### Given exercise
Please rewrite the stretch of rows from the one containing "scatter-point <box>989 626 997 635</box>" through the one containing "scatter-point <box>1013 623 1022 632</box>", replacing "square-marker" with "legend-marker" and leaving everything else unchanged.

### Provided material
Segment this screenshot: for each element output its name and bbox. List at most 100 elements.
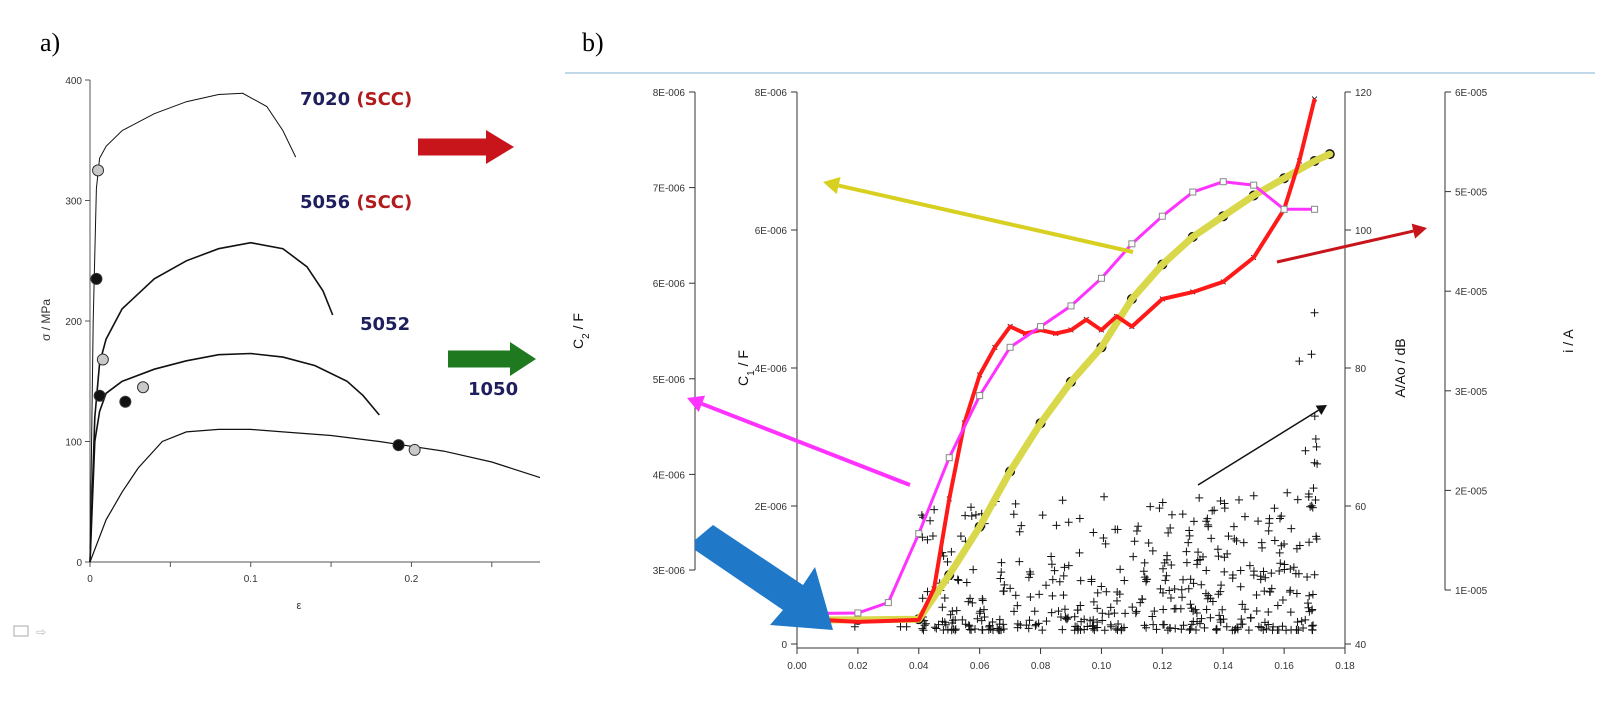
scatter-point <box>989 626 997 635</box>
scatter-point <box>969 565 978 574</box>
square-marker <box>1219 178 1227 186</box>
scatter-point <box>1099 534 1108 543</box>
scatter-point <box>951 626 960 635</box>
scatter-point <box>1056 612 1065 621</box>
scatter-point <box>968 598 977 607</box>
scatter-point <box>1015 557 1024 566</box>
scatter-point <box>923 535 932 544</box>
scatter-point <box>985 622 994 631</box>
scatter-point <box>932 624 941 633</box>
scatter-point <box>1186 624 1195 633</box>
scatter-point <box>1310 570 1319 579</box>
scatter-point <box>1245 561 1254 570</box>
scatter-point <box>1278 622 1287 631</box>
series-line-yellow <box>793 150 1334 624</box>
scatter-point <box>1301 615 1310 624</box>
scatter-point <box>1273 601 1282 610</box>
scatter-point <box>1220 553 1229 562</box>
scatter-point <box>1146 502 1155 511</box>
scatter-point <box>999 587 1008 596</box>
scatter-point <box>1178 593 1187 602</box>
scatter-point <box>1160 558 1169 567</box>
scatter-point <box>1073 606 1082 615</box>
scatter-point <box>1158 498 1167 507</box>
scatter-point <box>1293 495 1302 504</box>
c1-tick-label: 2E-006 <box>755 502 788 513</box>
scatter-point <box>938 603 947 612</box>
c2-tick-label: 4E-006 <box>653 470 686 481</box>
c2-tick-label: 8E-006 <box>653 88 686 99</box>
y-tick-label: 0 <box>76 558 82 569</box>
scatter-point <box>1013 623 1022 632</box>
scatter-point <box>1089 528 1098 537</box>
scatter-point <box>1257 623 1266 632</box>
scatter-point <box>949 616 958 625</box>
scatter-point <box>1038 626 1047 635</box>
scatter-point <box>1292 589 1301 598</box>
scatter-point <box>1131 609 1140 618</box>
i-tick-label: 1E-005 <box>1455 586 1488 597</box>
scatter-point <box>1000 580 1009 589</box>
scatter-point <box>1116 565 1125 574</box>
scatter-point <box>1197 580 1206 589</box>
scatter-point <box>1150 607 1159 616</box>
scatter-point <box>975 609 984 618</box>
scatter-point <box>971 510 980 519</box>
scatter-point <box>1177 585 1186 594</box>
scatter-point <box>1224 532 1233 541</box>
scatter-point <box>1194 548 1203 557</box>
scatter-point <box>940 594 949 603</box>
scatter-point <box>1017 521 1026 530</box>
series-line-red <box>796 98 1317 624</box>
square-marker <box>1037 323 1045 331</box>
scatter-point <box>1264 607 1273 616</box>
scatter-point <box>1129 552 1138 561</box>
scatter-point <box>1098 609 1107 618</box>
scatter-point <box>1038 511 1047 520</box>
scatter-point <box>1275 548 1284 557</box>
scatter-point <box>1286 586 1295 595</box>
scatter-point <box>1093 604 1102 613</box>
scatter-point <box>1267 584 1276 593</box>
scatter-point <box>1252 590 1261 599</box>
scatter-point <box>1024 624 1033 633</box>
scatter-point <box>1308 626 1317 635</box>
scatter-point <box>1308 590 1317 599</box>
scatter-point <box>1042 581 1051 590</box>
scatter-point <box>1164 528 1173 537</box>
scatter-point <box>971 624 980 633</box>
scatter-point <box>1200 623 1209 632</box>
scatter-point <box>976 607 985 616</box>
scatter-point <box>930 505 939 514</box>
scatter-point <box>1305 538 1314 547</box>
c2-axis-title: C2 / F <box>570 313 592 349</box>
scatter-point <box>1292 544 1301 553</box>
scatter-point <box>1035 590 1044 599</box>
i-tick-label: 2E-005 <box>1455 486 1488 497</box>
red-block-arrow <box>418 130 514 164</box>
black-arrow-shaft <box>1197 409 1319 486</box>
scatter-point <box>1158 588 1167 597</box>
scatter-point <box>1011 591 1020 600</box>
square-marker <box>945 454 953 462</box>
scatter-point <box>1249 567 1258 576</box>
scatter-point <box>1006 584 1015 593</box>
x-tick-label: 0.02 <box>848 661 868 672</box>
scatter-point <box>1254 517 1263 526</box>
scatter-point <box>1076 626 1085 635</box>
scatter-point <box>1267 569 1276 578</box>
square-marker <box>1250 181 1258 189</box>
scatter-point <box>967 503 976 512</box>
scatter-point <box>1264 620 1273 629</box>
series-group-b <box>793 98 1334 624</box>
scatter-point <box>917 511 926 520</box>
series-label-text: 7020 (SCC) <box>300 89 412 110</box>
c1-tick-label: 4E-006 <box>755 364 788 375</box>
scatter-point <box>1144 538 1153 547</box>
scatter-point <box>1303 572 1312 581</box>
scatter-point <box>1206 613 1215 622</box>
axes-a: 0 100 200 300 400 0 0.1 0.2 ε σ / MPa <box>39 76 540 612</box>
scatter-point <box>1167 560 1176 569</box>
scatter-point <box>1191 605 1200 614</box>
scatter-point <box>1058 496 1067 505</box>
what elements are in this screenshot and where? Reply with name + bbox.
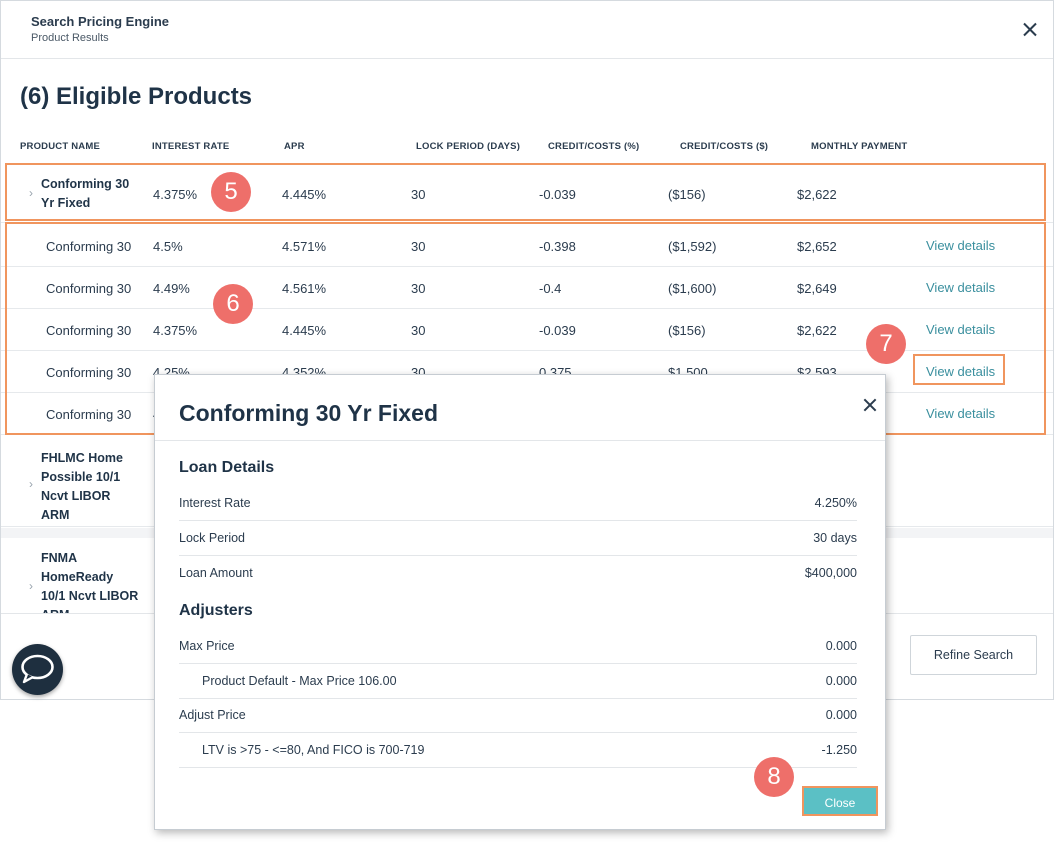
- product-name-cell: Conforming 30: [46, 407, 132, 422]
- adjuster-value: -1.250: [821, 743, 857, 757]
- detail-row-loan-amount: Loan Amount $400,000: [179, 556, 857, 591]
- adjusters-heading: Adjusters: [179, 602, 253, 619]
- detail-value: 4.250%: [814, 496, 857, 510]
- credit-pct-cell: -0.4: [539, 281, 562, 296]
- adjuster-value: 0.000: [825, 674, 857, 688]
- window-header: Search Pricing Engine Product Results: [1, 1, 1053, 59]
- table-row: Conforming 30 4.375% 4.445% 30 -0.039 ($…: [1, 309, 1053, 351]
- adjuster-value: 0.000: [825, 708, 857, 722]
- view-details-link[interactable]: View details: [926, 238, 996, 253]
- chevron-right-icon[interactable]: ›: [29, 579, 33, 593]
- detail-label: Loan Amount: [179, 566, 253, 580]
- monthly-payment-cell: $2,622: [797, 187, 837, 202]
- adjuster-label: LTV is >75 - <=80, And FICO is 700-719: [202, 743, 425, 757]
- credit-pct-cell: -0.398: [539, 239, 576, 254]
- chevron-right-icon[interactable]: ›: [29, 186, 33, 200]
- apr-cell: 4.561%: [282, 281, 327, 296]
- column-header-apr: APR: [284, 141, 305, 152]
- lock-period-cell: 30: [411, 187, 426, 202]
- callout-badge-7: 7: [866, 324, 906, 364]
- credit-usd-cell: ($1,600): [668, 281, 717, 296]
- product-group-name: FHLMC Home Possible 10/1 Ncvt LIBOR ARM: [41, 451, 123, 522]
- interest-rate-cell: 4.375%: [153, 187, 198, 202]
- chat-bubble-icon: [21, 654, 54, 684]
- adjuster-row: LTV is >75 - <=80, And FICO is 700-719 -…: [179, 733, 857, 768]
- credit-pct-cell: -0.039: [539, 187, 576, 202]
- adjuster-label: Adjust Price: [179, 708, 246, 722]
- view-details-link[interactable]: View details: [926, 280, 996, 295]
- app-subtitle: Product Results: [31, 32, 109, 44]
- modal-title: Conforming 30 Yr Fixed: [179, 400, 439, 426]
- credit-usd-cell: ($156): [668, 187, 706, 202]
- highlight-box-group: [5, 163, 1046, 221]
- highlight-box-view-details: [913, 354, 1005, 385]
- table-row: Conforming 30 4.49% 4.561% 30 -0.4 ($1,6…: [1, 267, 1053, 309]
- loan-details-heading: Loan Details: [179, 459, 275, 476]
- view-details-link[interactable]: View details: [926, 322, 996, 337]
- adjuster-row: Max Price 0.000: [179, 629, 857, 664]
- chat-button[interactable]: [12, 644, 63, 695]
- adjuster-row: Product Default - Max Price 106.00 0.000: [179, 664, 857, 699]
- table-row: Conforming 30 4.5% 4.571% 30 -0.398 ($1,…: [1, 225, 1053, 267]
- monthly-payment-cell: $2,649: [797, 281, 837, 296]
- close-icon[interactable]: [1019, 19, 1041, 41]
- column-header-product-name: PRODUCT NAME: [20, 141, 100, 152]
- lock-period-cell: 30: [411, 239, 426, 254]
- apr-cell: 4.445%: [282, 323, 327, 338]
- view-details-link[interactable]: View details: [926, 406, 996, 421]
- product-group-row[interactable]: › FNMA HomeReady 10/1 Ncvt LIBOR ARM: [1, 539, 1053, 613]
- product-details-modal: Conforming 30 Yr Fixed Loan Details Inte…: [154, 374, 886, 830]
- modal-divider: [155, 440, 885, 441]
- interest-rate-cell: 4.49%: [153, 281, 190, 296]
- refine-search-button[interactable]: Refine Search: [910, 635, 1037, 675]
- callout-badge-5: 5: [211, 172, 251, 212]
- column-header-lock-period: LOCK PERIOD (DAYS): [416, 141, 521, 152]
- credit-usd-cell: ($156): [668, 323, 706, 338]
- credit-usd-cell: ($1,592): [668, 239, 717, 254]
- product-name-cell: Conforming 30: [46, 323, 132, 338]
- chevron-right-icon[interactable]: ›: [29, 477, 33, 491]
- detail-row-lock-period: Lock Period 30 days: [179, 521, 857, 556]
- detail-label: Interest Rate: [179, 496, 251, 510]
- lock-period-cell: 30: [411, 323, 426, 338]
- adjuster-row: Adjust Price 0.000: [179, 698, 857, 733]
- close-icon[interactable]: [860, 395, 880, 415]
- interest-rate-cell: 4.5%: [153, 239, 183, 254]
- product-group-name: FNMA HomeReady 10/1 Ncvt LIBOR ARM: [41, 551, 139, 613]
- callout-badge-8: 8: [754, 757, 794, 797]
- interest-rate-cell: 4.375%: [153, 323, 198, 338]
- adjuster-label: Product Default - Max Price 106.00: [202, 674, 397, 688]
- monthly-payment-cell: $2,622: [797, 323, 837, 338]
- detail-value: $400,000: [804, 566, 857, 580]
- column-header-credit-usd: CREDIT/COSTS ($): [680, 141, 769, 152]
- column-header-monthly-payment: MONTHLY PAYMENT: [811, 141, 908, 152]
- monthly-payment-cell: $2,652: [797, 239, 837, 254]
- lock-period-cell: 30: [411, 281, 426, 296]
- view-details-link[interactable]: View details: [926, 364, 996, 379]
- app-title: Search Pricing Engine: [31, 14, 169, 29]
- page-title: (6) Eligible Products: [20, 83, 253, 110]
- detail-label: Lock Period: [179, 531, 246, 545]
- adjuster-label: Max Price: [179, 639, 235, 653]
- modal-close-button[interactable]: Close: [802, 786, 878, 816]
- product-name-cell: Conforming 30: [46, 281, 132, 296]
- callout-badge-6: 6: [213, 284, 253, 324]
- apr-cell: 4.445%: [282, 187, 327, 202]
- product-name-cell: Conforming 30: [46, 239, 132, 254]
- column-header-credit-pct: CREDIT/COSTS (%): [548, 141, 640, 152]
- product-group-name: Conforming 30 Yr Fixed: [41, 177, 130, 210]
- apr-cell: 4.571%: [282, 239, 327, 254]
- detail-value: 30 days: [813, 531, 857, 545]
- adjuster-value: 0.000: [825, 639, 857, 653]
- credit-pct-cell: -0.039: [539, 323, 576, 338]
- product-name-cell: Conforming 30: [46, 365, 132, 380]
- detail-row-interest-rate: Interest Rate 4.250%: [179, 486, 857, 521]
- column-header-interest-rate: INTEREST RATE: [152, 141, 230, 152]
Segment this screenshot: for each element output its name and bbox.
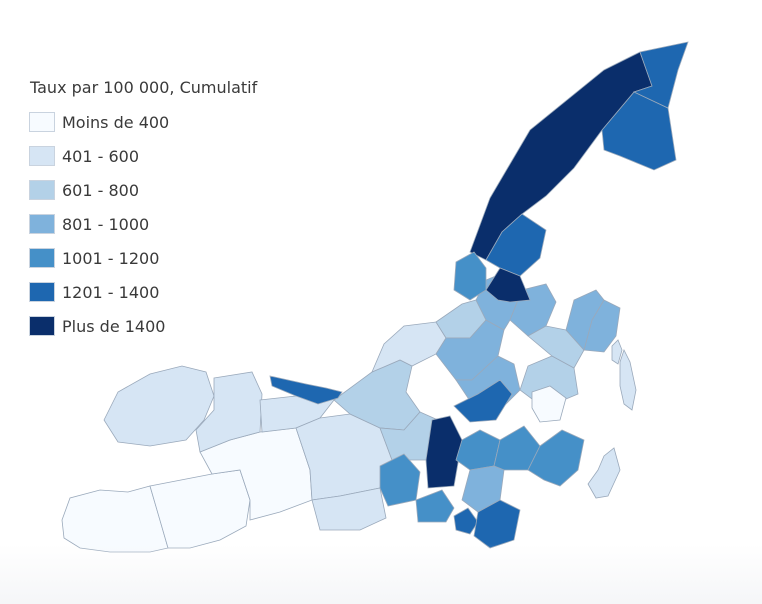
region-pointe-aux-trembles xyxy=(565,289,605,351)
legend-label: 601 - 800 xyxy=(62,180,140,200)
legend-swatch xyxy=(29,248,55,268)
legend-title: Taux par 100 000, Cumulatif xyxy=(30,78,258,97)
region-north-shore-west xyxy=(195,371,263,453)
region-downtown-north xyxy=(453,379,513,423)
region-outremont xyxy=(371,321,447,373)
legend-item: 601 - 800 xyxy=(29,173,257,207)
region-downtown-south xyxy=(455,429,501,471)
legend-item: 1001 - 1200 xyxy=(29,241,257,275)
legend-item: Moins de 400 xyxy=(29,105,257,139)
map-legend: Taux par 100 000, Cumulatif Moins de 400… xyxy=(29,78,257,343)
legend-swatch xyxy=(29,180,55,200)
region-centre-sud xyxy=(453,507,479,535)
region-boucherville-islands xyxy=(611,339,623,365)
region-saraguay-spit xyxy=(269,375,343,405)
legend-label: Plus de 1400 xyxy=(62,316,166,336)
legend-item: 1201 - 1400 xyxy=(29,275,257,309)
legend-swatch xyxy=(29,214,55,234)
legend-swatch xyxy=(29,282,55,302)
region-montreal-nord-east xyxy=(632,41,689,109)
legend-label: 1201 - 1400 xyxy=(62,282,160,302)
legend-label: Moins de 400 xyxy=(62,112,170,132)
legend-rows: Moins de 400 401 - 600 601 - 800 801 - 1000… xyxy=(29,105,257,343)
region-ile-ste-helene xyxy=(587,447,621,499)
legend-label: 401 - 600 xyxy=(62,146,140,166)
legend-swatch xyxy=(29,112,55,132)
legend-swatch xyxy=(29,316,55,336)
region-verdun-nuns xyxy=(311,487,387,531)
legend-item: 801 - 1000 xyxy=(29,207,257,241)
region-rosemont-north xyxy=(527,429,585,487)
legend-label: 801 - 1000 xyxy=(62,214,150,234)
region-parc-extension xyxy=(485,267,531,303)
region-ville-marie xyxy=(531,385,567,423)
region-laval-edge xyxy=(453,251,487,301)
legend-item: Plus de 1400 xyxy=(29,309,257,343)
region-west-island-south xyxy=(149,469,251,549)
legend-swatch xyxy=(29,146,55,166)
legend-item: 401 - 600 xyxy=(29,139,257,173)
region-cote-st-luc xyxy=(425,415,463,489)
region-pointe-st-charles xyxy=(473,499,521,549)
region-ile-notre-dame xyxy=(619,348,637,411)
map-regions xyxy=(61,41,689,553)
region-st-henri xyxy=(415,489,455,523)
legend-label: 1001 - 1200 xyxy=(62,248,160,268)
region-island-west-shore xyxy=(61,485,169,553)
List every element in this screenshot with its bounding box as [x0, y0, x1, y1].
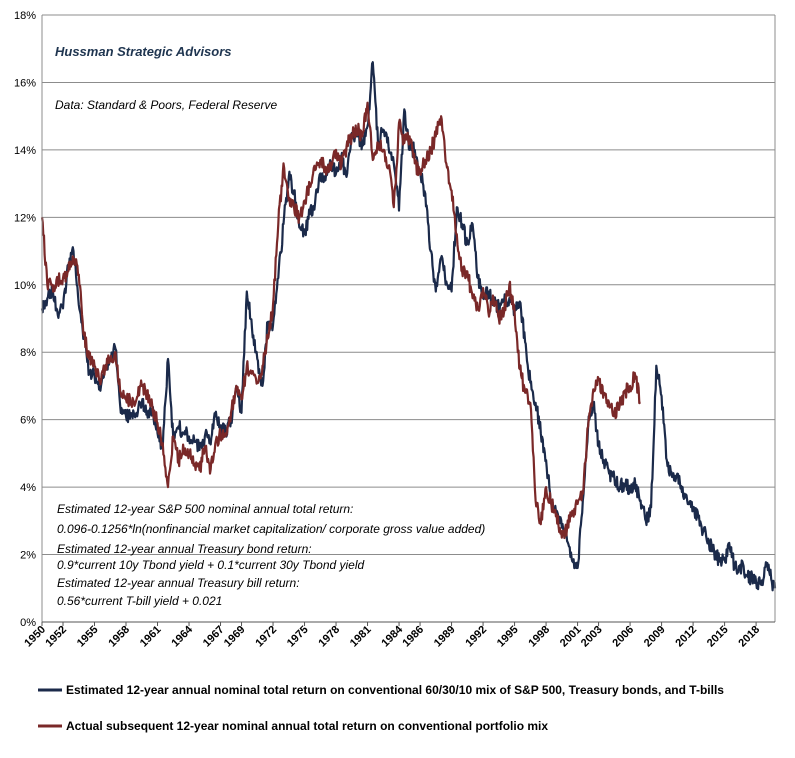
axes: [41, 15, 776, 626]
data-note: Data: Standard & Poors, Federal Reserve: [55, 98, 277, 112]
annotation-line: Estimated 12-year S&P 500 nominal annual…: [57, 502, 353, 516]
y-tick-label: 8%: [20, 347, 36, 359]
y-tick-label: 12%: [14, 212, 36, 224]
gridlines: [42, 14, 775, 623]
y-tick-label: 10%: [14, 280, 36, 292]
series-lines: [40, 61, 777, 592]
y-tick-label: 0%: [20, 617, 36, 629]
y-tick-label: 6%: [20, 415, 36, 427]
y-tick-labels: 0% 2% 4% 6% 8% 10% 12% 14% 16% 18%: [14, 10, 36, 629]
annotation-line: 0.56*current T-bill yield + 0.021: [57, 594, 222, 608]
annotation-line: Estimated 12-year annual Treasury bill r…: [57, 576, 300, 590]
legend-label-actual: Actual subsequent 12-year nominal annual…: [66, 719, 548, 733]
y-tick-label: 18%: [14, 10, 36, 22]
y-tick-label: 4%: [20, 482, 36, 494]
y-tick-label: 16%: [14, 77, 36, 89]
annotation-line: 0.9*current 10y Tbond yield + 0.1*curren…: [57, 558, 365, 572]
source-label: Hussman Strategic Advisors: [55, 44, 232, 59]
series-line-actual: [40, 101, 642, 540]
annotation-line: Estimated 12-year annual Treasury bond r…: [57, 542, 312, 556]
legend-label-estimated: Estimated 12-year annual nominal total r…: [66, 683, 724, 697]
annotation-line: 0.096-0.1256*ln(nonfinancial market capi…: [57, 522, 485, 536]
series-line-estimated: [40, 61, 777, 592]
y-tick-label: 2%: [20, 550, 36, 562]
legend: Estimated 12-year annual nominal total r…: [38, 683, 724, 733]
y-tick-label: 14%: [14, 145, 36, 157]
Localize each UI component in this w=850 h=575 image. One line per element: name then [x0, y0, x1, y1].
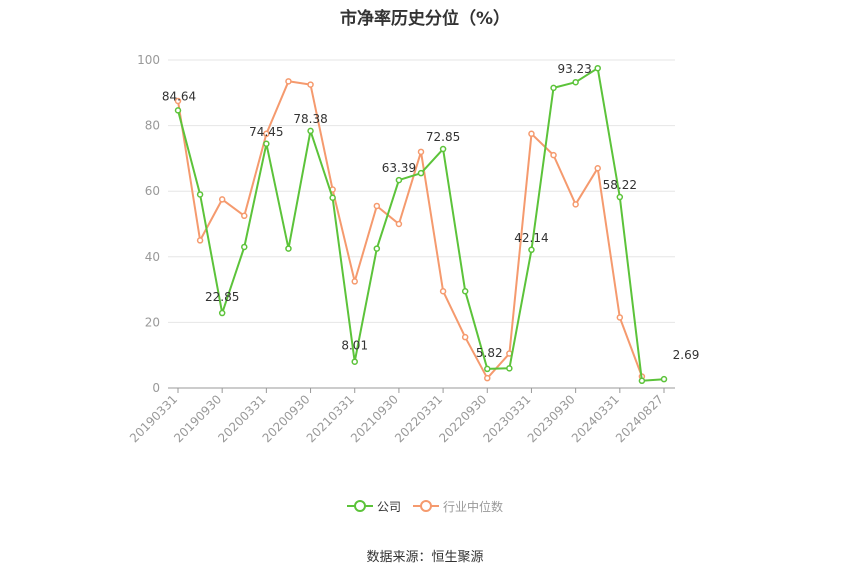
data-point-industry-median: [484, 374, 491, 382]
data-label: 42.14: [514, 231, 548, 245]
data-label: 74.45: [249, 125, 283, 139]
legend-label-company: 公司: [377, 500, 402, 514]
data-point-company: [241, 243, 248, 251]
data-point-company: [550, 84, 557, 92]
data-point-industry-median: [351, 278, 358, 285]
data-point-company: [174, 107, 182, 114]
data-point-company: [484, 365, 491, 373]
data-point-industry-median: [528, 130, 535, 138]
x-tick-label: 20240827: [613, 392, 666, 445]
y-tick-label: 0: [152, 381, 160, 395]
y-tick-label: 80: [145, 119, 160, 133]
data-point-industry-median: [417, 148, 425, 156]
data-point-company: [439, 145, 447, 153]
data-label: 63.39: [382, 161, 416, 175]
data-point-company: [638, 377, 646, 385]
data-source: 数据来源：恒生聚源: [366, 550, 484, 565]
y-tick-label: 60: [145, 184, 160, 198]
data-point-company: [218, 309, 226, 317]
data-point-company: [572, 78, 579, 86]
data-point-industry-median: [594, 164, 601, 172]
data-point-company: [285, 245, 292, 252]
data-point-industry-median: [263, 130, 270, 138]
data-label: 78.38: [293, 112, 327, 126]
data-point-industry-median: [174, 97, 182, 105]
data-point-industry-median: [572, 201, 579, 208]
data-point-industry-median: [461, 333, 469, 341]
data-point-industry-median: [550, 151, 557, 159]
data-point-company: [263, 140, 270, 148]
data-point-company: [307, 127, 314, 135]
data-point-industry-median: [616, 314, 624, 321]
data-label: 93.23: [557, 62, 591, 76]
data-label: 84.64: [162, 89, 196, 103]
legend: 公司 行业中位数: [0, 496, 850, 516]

### Task response
scatter-point <box>989 626 997 635</box>
scatter-point <box>969 565 978 574</box>
legend-marker <box>1219 178 1227 186</box>
scatter-point <box>1099 534 1108 543</box>
scatter-point <box>951 626 960 635</box>
scatter-point <box>1056 612 1065 621</box>
scatter-point <box>968 598 977 607</box>
scatter-point <box>1015 557 1024 566</box>
scatter-point <box>923 535 932 544</box>
scatter-point <box>985 622 994 631</box>
scatter-point <box>932 624 941 633</box>
scatter-point <box>1186 624 1195 633</box>
scatter-point <box>1310 570 1319 579</box>
scatter-point <box>1245 561 1254 570</box>
scatter-point <box>1278 622 1287 631</box>
series-line-yellow <box>793 150 1334 624</box>
scatter-point <box>1301 615 1310 624</box>
scatter-point <box>1273 601 1282 610</box>
scatter-point <box>1220 553 1229 562</box>
scatter-point <box>1146 502 1155 511</box>
scatter-point <box>999 587 1008 596</box>
scatter-point <box>1178 593 1187 602</box>
scatter-point <box>1160 558 1169 567</box>
scatter-point <box>1073 606 1082 615</box>
scatter-point <box>1158 498 1167 507</box>
scatter-point <box>1293 495 1302 504</box>
c1-tick-label: 2E-006 <box>755 502 788 513</box>
scatter-point <box>938 603 947 612</box>
c2-tick-label: 4E-006 <box>653 470 686 481</box>
c2-tick-label: 8E-006 <box>653 88 686 99</box>
y-tick-label: 0 <box>76 558 82 569</box>
scatter-point <box>1013 623 1022 632</box>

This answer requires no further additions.